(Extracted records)
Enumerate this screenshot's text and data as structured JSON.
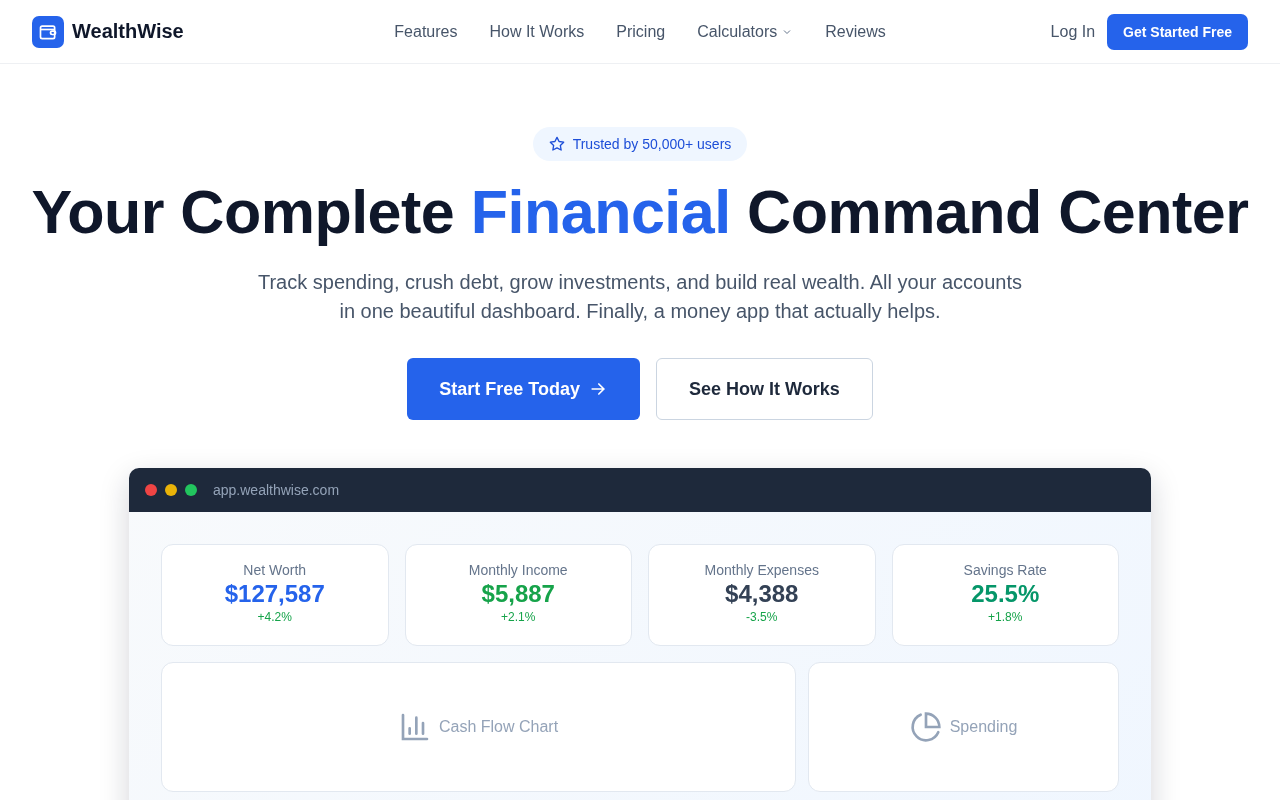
{
  "brand": {
    "name": "WealthWise"
  },
  "nav": [
    {
      "label": "Features",
      "kind": "link"
    },
    {
      "label": "How It Works",
      "kind": "link"
    },
    {
      "label": "Pricing",
      "kind": "link"
    },
    {
      "label": "Calculators",
      "kind": "dropdown"
    },
    {
      "label": "Reviews",
      "kind": "link"
    }
  ],
  "auth": {
    "login": "Log In",
    "cta": "Get Started Free"
  },
  "hero": {
    "badge": "Trusted by 50,000+ users",
    "headline_before": "Your Complete ",
    "headline_highlight": "Financial",
    "headline_after": " Command Center",
    "subtitle": "Track spending, crush debt, grow investments, and build real wealth. All your accounts in one beautiful dashboard. Finally, a money app that actually helps.",
    "primary_button": "Start Free Today",
    "secondary_button": "See How It Works"
  },
  "preview": {
    "url": "app.wealthwise.com",
    "stats": [
      {
        "label": "Net Worth",
        "value": "$127,587",
        "change": "+4.2%",
        "color": "#2563eb"
      },
      {
        "label": "Monthly Income",
        "value": "$5,887",
        "change": "+2.1%",
        "color": "#16a34a"
      },
      {
        "label": "Monthly Expenses",
        "value": "$4,388",
        "change": "-3.5%",
        "color": "#334155"
      },
      {
        "label": "Savings Rate",
        "value": "25.5%",
        "change": "+1.8%",
        "color": "#059669"
      }
    ],
    "panels": [
      {
        "label": "Cash Flow Chart",
        "kind": "bar"
      },
      {
        "label": "Spending",
        "kind": "pie"
      }
    ]
  }
}
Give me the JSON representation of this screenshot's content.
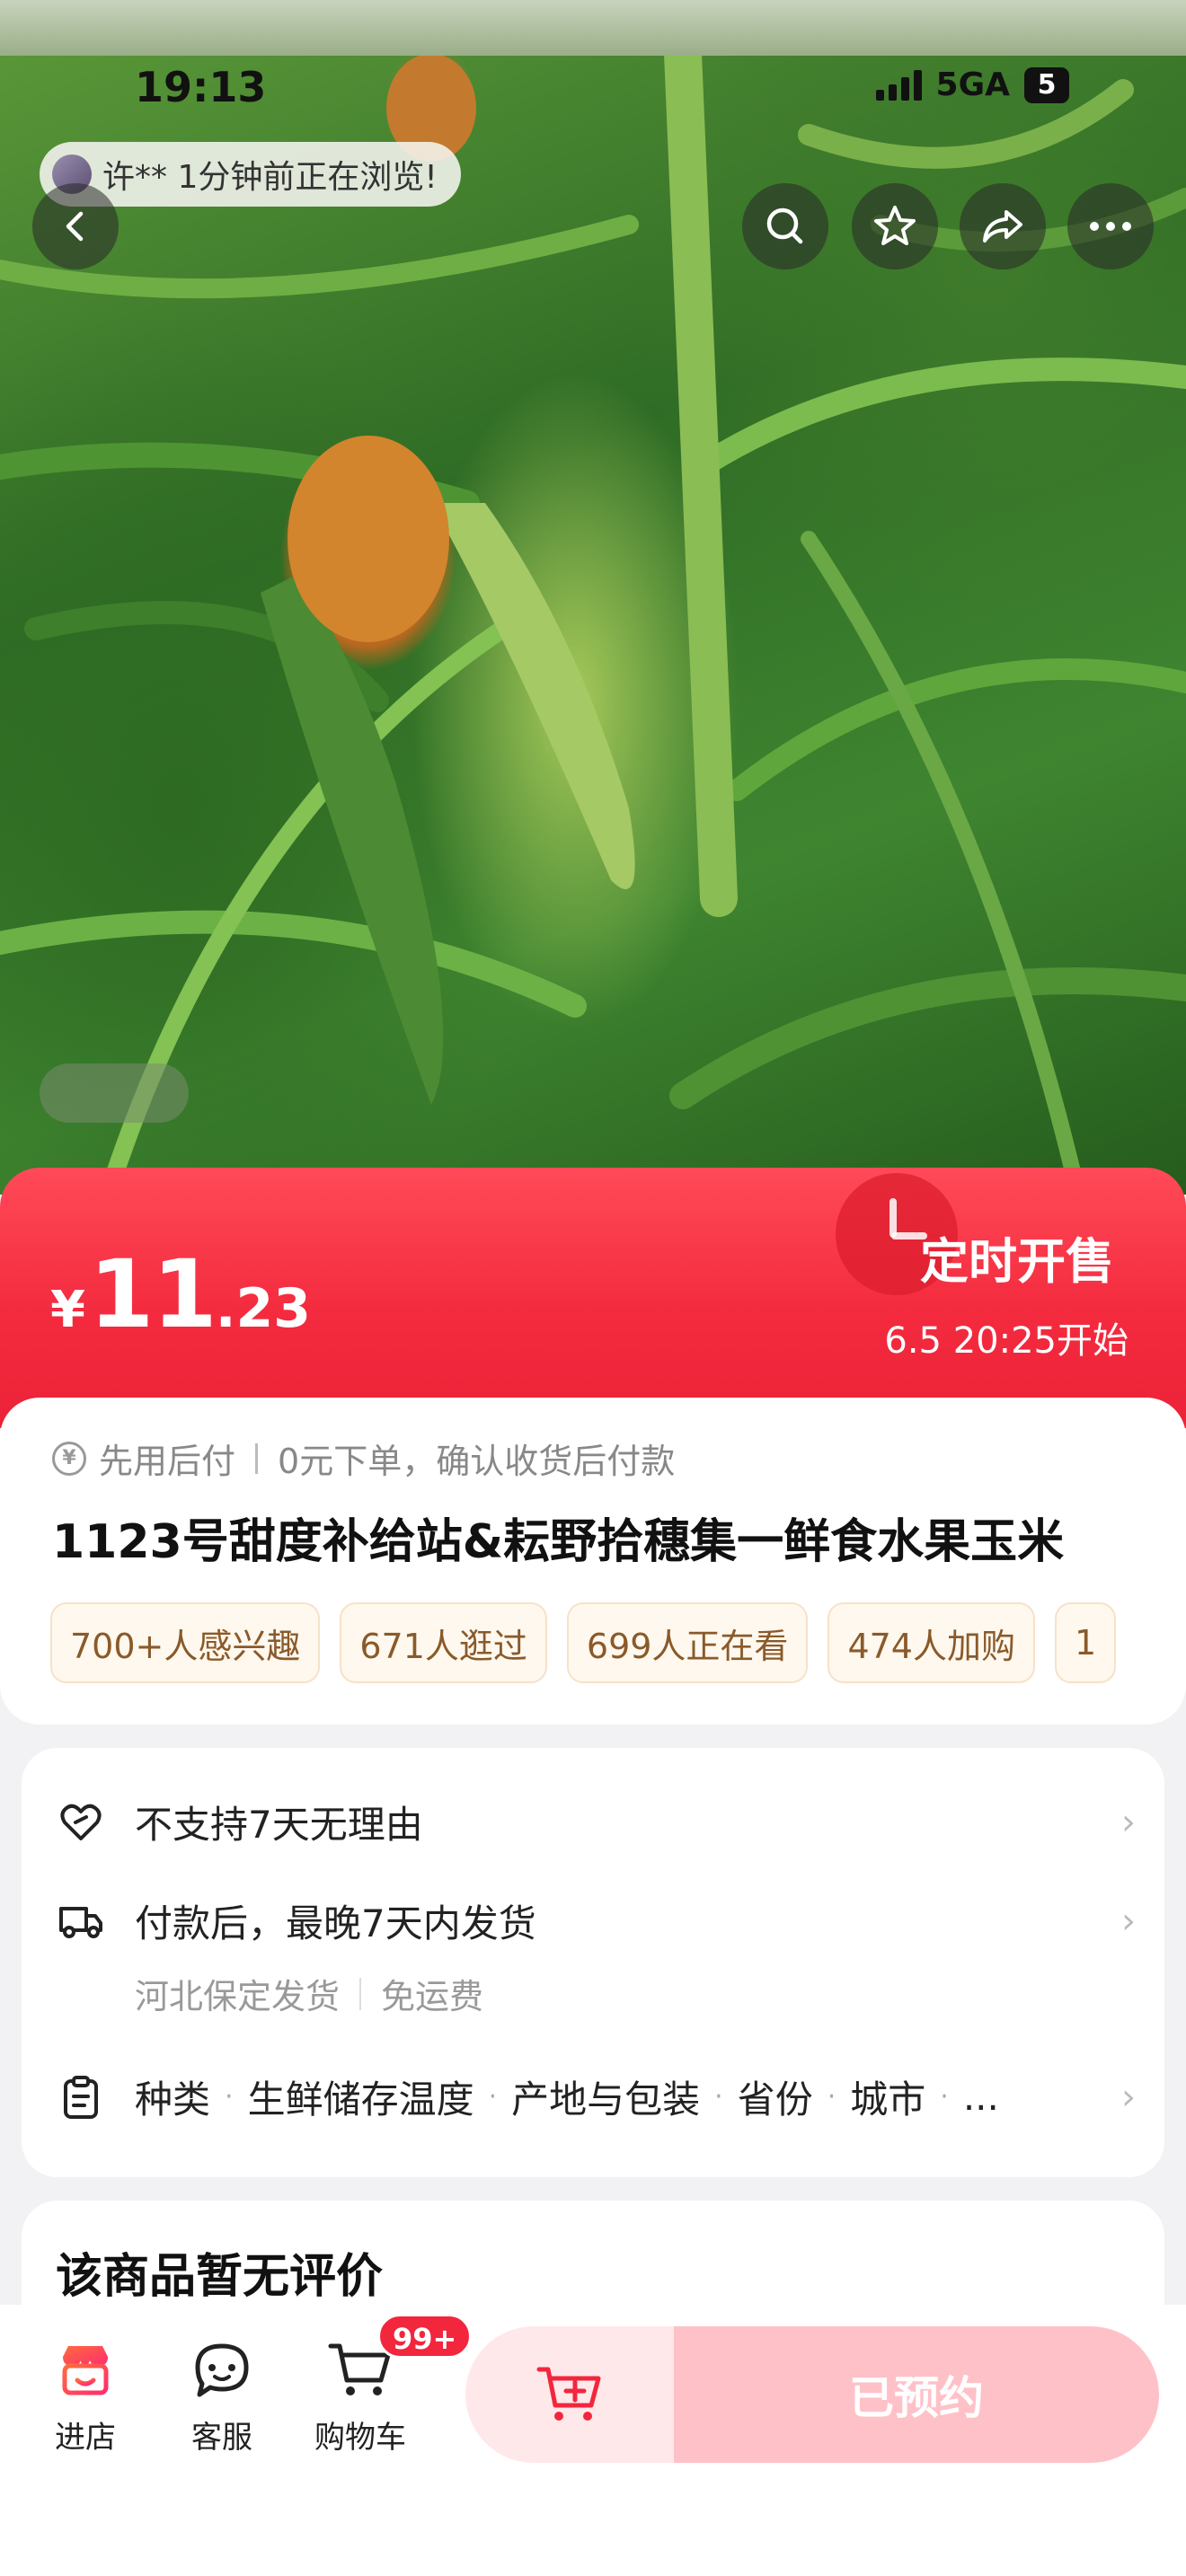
{
  "status_bar": {
    "time": "19:13",
    "network": "5GA",
    "battery": "5"
  },
  "browsing": {
    "text": "许** 1分钟前正在浏览!"
  },
  "price_banner": {
    "currency": "¥",
    "price_int": "11",
    "price_dec": ".23",
    "sale_title": "定时开售",
    "sale_time": "6.5 20:25开始"
  },
  "info": {
    "paylater_icon": "¥",
    "paylater_left": "先用后付",
    "paylater_right": "0元下单，确认收货后付款",
    "title": "1123号甜度补给站&耘野拾穗集一鲜食水果玉米",
    "tags": [
      "700+人感兴趣",
      "671人逛过",
      "699人正在看",
      "474人加购",
      "1"
    ]
  },
  "service": {
    "return_policy": "不支持7天无理由",
    "shipping": "付款后，最晚7天内发货",
    "ship_from": "河北保定发货",
    "ship_fee": "免运费",
    "attributes": [
      "种类",
      "生鲜储存温度",
      "产地与包装",
      "省份",
      "城市",
      "..."
    ],
    "chevron": "›"
  },
  "review": {
    "title": "该商品暂无评价"
  },
  "bottom_bar": {
    "shop_label": "进店",
    "service_label": "客服",
    "cart_label": "购物车",
    "cart_badge": "99+",
    "reserved_label": "已预约"
  },
  "colors": {
    "accent_red": "#f42b3f",
    "tag_text": "#8a5a2a",
    "reserved_bg": "#ffc1c8"
  }
}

## PROBLEM TO SOLVE
Restate the data above word for word. Do not include the images.

## COMPLETED EXERCISE
Enumerate this screenshot's text and data as structured JSON.
{
  "brand": {
    "name": "WealthWise"
  },
  "nav": [
    {
      "label": "Features",
      "kind": "link"
    },
    {
      "label": "How It Works",
      "kind": "link"
    },
    {
      "label": "Pricing",
      "kind": "link"
    },
    {
      "label": "Calculators",
      "kind": "dropdown"
    },
    {
      "label": "Reviews",
      "kind": "link"
    }
  ],
  "auth": {
    "login": "Log In",
    "cta": "Get Started Free"
  },
  "hero": {
    "badge": "Trusted by 50,000+ users",
    "headline_before": "Your Complete ",
    "headline_highlight": "Financial",
    "headline_after": " Command Center",
    "subtitle": "Track spending, crush debt, grow investments, and build real wealth. All your accounts in one beautiful dashboard. Finally, a money app that actually helps.",
    "primary_button": "Start Free Today",
    "secondary_button": "See How It Works"
  },
  "preview": {
    "url": "app.wealthwise.com",
    "stats": [
      {
        "label": "Net Worth",
        "value": "$127,587",
        "change": "+4.2%",
        "color": "#2563eb"
      },
      {
        "label": "Monthly Income",
        "value": "$5,887",
        "change": "+2.1%",
        "color": "#16a34a"
      },
      {
        "label": "Monthly Expenses",
        "value": "$4,388",
        "change": "-3.5%",
        "color": "#334155"
      },
      {
        "label": "Savings Rate",
        "value": "25.5%",
        "change": "+1.8%",
        "color": "#059669"
      }
    ],
    "panels": [
      {
        "label": "Cash Flow Chart",
        "kind": "bar"
      },
      {
        "label": "Spending",
        "kind": "pie"
      }
    ]
  }
}
Give me the JSON representation of this screenshot's content.
{
  "status_bar": {
    "time": "19:13",
    "network": "5GA",
    "battery": "5"
  },
  "browsing": {
    "text": "许** 1分钟前正在浏览!"
  },
  "price_banner": {
    "currency": "¥",
    "price_int": "11",
    "price_dec": ".23",
    "sale_title": "定时开售",
    "sale_time": "6.5 20:25开始"
  },
  "info": {
    "paylater_icon": "¥",
    "paylater_left": "先用后付",
    "paylater_right": "0元下单，确认收货后付款",
    "title": "1123号甜度补给站&耘野拾穗集一鲜食水果玉米",
    "tags": [
      "700+人感兴趣",
      "671人逛过",
      "699人正在看",
      "474人加购",
      "1"
    ]
  },
  "service": {
    "return_policy": "不支持7天无理由",
    "shipping": "付款后，最晚7天内发货",
    "ship_from": "河北保定发货",
    "ship_fee": "免运费",
    "attributes": [
      "种类",
      "生鲜储存温度",
      "产地与包装",
      "省份",
      "城市",
      "..."
    ],
    "chevron": "›"
  },
  "review": {
    "title": "该商品暂无评价"
  },
  "bottom_bar": {
    "shop_label": "进店",
    "service_label": "客服",
    "cart_label": "购物车",
    "cart_badge": "99+",
    "reserved_label": "已预约"
  },
  "colors": {
    "accent_red": "#f42b3f",
    "tag_text": "#8a5a2a",
    "reserved_bg": "#ffc1c8"
  }
}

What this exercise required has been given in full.